WHAT YOU WILL DO
Your task is to copy every line of the entries that contains "area".

[Dataset rows about figures]
%%
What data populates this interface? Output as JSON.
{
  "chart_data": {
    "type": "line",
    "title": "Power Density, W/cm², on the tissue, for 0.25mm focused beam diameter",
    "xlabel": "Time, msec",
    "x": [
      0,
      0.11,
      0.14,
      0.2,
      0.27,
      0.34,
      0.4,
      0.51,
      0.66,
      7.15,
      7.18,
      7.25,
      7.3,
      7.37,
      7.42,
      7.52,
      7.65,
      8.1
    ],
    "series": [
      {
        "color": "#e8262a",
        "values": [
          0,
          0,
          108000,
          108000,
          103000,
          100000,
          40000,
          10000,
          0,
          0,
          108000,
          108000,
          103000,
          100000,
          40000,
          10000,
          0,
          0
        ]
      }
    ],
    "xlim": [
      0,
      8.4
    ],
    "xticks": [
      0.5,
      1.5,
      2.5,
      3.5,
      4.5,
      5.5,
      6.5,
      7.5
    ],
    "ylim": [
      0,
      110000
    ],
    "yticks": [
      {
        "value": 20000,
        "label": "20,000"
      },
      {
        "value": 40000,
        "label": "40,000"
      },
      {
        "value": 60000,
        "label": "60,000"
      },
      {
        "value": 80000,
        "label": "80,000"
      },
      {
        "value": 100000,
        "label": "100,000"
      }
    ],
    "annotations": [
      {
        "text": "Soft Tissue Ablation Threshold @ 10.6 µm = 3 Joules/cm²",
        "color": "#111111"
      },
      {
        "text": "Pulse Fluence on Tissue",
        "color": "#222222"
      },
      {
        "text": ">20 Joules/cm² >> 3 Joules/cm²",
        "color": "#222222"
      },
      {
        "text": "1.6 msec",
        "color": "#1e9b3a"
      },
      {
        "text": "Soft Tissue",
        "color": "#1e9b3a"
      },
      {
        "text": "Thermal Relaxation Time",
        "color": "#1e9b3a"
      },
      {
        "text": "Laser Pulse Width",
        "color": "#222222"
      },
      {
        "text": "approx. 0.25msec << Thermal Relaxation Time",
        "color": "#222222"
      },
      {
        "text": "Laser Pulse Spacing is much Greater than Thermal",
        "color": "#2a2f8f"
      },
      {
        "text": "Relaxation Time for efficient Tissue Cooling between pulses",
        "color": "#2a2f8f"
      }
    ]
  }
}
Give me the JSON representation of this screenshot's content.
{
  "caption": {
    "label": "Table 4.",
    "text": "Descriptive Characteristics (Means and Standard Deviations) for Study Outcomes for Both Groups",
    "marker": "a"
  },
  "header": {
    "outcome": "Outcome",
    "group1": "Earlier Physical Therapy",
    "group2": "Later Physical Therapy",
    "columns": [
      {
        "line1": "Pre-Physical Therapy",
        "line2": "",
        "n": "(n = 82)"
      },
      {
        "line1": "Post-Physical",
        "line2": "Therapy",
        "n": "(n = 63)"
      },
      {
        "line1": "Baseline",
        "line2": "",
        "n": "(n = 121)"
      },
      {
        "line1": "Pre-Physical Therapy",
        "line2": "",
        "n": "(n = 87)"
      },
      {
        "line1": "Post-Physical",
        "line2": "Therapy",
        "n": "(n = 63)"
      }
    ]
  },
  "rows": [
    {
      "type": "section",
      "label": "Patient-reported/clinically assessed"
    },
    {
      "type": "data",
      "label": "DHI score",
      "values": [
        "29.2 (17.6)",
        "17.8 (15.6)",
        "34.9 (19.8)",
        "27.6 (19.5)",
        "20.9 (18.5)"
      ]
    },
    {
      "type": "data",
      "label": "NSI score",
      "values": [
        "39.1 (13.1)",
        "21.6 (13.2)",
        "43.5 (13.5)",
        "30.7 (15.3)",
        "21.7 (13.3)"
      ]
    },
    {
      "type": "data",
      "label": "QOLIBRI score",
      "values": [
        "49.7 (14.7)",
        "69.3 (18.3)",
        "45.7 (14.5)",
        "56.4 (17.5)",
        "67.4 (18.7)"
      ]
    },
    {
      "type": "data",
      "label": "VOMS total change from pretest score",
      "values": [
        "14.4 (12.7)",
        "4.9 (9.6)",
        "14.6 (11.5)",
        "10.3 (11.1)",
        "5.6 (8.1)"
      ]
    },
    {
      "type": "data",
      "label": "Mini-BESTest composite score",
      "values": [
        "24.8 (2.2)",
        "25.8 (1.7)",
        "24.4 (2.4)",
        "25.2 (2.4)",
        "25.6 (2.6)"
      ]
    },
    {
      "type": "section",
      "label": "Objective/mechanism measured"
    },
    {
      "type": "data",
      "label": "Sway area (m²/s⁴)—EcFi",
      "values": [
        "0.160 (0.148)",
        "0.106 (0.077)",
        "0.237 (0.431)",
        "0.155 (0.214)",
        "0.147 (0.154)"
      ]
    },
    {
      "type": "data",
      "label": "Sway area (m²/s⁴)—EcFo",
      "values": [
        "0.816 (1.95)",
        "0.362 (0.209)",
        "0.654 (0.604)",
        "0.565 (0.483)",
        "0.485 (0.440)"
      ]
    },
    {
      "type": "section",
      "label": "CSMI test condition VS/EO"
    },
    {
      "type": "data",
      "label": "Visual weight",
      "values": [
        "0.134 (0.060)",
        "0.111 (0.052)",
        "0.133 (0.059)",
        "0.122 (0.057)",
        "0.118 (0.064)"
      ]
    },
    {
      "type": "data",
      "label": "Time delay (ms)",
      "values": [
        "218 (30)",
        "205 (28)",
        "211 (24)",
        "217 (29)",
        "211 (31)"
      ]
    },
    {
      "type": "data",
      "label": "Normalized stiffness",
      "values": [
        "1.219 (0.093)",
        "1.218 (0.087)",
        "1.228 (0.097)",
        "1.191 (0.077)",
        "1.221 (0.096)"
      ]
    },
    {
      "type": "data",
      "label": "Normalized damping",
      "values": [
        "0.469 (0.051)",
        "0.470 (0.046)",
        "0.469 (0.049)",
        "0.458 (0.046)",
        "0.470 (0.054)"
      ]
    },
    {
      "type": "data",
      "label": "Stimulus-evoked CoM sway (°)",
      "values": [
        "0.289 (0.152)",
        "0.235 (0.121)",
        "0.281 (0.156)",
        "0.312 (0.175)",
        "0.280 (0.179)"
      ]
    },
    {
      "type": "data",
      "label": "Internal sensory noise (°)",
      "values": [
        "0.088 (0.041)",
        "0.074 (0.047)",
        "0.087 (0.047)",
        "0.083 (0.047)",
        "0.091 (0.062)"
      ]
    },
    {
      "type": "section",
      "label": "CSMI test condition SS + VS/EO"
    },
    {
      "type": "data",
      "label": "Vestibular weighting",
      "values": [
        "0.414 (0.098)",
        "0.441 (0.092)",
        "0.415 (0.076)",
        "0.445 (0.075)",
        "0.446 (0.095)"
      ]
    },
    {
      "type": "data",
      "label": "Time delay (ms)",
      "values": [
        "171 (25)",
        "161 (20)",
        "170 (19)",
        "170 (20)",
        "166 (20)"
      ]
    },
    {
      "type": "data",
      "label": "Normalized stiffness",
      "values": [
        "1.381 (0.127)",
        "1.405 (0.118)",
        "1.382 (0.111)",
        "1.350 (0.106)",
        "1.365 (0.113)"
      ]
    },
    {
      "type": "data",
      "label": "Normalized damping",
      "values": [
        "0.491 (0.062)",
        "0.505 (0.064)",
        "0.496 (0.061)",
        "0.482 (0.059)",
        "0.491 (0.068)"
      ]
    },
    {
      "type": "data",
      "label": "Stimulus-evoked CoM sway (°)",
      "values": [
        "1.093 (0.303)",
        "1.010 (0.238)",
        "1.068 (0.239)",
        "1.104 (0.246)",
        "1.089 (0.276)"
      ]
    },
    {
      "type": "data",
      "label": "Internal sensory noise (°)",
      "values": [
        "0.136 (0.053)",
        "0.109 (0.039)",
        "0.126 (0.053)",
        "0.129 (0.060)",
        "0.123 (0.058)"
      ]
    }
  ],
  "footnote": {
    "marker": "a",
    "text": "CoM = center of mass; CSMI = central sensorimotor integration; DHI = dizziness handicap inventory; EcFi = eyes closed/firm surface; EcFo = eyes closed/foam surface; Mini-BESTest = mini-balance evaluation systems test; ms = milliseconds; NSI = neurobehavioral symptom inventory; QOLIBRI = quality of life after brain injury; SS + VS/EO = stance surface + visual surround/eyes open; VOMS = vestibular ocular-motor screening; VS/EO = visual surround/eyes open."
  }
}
%%
RESULT
      "label": "Sway area (m²/s⁴)—EcFi",
      "label": "Sway area (m²/s⁴)—EcFo",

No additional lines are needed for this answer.